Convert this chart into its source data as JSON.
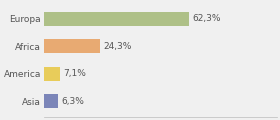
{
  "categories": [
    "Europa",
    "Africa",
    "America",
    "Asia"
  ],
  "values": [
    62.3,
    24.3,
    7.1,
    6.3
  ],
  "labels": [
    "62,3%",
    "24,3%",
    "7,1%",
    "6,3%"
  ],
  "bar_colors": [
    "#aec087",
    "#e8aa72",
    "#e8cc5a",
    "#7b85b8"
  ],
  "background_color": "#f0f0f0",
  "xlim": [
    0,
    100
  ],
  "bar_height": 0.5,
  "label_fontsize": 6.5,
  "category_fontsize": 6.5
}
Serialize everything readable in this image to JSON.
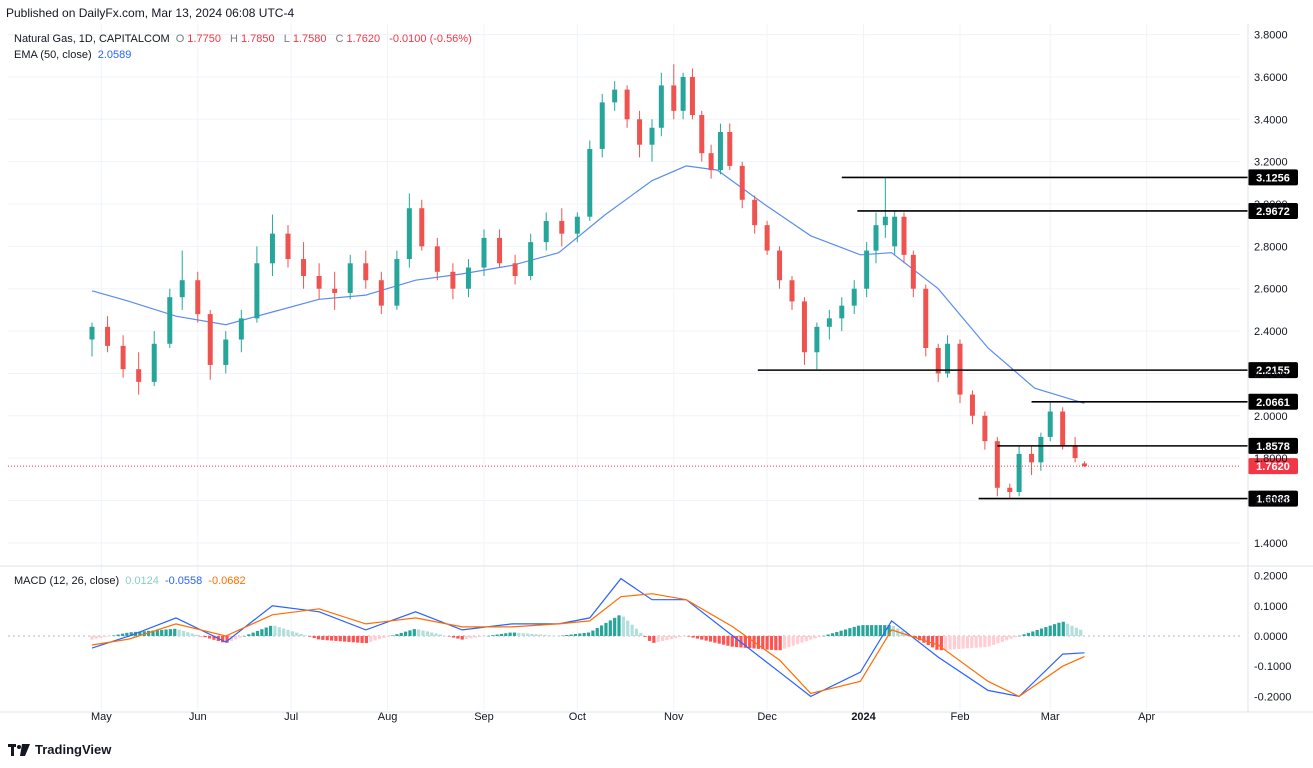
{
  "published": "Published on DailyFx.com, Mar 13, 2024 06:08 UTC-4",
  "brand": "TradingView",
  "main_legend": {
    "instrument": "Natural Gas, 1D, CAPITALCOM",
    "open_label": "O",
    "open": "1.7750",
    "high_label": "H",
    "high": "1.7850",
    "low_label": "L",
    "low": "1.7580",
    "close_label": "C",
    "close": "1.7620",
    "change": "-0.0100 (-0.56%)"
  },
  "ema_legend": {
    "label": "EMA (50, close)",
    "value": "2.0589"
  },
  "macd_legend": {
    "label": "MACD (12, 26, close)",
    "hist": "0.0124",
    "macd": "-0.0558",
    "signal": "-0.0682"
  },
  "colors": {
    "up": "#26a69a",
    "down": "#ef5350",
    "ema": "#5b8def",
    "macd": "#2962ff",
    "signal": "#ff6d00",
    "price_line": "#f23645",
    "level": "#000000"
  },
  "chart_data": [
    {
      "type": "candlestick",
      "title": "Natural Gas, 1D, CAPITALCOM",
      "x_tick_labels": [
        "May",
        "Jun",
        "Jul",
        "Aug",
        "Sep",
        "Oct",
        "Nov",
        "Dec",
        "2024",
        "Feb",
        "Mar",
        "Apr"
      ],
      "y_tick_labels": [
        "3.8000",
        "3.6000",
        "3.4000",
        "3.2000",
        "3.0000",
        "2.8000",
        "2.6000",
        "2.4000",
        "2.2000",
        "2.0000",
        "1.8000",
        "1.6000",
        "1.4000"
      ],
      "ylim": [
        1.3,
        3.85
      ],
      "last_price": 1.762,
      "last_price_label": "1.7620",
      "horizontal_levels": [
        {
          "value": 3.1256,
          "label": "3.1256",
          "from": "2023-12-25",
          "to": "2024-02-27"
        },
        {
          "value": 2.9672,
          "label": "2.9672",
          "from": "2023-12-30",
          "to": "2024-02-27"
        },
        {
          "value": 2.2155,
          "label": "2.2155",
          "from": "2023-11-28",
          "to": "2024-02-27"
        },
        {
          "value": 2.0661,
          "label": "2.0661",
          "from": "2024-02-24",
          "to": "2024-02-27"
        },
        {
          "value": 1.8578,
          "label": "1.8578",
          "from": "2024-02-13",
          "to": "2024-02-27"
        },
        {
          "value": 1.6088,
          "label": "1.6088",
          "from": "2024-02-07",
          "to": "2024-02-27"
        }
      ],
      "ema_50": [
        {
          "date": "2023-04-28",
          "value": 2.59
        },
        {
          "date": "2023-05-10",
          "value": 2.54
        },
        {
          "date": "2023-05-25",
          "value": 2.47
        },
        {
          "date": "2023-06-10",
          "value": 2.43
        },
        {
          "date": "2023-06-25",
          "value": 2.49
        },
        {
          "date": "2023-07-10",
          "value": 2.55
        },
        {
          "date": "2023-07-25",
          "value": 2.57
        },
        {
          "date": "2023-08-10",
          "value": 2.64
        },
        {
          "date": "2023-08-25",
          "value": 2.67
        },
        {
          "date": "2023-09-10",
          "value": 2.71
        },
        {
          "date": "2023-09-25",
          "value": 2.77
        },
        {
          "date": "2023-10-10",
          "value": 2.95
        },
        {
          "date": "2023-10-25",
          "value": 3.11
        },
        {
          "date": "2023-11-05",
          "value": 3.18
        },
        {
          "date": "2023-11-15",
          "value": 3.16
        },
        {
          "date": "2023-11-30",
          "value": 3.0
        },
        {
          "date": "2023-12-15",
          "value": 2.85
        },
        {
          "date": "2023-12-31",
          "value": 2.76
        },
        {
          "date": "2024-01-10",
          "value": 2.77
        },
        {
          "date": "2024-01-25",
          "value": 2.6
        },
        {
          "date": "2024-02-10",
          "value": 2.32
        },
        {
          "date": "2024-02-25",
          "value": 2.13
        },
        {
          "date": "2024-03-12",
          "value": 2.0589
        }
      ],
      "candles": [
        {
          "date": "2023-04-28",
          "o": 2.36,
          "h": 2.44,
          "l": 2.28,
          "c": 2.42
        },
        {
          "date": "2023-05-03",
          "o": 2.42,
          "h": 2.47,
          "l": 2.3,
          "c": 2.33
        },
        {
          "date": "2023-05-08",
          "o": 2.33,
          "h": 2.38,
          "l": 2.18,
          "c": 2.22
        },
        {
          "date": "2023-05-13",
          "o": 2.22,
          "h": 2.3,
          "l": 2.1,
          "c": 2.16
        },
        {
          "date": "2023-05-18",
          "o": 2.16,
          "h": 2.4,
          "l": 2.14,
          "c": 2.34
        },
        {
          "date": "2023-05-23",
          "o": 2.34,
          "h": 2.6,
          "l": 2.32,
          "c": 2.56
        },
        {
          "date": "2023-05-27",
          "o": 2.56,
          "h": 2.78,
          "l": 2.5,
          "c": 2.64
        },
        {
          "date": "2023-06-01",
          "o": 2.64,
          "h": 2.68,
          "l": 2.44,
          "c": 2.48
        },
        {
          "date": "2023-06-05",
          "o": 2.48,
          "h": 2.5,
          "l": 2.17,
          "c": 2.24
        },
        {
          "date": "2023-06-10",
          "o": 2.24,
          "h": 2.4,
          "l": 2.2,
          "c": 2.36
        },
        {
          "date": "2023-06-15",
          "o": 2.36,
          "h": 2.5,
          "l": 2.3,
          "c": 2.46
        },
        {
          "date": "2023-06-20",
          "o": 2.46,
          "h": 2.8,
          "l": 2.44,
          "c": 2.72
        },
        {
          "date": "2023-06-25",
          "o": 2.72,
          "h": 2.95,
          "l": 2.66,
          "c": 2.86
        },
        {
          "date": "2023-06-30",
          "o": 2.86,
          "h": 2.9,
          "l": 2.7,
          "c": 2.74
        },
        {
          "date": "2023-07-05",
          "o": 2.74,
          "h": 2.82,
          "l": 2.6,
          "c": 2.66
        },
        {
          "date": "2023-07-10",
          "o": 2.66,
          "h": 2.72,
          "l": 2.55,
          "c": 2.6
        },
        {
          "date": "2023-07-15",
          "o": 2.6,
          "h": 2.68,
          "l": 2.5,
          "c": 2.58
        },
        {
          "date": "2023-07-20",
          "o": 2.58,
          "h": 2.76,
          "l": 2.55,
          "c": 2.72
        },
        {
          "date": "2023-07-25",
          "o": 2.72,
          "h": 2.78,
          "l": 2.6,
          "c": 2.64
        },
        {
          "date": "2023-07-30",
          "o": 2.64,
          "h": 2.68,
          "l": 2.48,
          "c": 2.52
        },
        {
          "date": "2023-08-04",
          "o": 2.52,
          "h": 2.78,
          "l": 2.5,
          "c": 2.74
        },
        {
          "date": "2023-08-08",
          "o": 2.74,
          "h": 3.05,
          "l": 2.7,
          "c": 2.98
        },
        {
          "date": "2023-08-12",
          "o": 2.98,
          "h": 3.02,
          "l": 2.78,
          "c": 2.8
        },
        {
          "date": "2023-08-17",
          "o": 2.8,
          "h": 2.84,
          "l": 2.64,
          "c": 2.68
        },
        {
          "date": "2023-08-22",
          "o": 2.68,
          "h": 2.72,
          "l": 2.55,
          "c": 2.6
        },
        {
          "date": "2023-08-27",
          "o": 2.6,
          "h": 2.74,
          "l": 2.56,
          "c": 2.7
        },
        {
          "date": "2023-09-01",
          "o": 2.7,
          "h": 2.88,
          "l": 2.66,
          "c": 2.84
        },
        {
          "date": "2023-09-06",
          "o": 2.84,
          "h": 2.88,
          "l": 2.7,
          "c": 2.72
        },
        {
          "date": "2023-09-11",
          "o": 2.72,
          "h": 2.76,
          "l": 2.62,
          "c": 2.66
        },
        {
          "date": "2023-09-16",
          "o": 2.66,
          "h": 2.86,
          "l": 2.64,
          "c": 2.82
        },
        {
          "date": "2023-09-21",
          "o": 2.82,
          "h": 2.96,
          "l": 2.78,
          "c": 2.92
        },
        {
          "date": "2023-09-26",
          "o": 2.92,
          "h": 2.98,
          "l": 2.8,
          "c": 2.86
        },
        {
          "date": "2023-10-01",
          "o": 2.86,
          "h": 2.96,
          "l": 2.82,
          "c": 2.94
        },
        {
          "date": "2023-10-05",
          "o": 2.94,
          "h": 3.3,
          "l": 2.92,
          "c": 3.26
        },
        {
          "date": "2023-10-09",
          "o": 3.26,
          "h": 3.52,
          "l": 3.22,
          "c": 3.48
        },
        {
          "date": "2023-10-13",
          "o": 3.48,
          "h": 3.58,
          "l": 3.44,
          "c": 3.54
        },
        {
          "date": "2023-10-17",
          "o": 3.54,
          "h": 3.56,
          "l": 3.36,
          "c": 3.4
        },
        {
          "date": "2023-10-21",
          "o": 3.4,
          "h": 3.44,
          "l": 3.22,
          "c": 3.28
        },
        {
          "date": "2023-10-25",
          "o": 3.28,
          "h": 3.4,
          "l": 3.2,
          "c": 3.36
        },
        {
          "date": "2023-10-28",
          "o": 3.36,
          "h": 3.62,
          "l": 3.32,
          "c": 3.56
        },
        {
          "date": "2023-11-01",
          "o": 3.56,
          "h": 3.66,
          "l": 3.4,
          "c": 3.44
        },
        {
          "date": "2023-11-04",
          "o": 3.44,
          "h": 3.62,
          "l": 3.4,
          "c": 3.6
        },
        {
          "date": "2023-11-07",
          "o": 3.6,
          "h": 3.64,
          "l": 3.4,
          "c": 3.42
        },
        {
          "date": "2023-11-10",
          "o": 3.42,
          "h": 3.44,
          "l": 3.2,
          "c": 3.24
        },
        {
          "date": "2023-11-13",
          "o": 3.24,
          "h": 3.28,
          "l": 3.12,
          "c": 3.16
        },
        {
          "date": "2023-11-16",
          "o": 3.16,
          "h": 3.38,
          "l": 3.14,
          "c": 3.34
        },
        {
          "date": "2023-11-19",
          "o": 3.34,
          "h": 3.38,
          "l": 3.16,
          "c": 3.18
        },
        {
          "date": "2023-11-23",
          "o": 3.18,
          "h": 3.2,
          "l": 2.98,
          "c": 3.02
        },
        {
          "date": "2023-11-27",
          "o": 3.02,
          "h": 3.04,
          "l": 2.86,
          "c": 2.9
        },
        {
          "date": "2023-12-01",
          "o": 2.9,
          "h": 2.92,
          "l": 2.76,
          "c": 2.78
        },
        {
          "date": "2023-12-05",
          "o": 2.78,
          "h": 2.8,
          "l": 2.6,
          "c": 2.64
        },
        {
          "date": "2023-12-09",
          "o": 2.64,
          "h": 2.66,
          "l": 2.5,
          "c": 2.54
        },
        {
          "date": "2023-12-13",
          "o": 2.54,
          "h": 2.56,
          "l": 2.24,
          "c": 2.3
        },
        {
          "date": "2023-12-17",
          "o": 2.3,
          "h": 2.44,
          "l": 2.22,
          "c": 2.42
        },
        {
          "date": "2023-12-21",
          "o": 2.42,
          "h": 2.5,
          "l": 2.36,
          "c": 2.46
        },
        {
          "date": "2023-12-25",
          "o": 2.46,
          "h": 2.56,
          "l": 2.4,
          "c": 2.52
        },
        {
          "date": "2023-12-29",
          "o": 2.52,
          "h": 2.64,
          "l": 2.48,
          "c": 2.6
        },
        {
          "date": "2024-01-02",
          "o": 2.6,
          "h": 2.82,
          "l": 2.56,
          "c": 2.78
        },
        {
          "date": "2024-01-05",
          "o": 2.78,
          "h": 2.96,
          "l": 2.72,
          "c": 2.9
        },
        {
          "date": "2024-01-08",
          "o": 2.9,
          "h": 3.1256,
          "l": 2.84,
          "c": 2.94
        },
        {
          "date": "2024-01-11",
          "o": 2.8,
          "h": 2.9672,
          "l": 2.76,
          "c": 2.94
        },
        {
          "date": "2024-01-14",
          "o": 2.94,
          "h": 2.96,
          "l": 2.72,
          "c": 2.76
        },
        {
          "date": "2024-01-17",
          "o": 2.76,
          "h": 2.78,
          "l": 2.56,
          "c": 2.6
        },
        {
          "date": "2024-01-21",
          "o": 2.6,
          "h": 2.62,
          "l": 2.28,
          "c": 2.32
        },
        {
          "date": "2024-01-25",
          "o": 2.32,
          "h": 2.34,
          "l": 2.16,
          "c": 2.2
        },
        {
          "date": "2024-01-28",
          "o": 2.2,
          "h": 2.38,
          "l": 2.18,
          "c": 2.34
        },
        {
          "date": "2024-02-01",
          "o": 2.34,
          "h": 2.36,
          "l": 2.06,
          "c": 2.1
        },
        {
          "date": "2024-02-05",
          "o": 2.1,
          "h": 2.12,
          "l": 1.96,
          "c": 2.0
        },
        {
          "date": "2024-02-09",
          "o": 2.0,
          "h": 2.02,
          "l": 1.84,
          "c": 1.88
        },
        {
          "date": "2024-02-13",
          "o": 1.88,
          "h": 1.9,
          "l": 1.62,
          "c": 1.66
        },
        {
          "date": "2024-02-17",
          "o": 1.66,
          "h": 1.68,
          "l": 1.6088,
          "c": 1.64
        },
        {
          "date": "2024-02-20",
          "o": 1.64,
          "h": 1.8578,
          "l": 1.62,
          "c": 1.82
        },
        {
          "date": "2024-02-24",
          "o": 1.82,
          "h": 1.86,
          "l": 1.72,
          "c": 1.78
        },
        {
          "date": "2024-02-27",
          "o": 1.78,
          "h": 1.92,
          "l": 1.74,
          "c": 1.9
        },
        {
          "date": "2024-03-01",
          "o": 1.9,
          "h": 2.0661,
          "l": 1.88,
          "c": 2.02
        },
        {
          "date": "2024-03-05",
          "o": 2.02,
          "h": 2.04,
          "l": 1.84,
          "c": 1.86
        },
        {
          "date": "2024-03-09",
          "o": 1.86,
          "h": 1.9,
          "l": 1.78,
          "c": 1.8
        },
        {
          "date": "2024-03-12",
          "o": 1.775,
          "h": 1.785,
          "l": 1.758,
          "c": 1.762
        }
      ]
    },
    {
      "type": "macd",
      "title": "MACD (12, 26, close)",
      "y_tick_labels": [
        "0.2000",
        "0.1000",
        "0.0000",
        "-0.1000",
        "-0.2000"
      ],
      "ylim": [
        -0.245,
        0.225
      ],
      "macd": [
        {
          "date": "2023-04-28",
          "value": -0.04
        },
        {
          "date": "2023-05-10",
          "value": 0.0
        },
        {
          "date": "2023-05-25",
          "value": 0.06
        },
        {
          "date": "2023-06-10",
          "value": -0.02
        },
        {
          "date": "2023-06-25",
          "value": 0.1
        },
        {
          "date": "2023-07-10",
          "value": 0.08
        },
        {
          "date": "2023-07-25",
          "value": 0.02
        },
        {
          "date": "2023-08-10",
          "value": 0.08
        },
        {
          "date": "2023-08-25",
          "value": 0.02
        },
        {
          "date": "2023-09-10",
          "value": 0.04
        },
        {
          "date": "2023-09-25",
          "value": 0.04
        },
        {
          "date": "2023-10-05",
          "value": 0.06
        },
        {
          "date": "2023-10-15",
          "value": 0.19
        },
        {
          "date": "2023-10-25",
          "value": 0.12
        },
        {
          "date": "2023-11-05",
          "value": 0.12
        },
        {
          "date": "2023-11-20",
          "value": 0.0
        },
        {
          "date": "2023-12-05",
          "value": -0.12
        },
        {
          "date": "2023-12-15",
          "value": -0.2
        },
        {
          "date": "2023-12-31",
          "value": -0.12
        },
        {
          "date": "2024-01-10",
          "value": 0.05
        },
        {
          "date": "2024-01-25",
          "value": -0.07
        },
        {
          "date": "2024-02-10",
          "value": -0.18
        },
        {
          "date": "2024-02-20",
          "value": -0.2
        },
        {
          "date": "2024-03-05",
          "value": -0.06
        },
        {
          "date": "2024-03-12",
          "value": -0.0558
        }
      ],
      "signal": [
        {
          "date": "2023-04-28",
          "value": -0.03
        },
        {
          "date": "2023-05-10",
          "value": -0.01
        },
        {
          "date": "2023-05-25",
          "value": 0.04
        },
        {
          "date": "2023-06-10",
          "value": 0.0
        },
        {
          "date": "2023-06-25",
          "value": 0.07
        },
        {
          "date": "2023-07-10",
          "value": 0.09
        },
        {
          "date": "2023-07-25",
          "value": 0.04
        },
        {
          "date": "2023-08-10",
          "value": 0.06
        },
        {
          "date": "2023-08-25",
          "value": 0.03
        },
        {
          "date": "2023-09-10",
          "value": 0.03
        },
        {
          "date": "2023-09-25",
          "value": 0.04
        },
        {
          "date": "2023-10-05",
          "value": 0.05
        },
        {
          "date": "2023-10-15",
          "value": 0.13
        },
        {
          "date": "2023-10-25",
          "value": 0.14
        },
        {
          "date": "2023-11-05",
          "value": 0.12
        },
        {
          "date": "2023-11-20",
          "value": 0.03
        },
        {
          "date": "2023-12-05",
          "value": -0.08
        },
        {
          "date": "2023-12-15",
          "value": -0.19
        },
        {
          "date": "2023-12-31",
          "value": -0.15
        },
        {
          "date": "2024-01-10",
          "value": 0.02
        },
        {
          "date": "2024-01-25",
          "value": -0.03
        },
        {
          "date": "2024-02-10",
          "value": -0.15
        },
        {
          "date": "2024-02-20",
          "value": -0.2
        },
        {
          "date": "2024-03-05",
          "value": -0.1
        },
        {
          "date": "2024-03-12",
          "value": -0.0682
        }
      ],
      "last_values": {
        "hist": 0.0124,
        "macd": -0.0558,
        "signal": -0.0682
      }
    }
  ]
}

:::

From the entries above, pull out each line that includes "JSON".

Convert this chart into its source data as JSON.
Serialize everything readable in this image to JSON.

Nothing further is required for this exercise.